#### GOAL OF THE EXERCISE
Tally the lines that include the word "占公司总股本的" and reply with nothing but the total.

#### SUPPLIED DATA

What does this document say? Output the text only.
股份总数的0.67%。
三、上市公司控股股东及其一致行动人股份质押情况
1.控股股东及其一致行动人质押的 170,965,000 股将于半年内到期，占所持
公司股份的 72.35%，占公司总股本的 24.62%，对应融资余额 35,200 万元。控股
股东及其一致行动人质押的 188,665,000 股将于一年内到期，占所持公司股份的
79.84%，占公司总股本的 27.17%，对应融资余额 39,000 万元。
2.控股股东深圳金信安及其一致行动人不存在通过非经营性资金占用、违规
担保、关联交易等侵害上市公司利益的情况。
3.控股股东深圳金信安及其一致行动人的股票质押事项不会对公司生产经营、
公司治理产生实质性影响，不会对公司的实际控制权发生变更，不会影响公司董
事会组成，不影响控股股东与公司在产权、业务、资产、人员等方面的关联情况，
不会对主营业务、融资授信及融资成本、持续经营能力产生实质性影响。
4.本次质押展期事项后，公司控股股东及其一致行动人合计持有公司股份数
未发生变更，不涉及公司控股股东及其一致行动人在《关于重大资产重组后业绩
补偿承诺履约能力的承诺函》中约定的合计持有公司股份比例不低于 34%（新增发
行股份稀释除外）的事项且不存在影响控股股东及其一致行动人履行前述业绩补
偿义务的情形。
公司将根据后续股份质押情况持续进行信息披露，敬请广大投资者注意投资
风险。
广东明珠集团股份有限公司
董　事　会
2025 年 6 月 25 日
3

#### TASK SOLUTION
2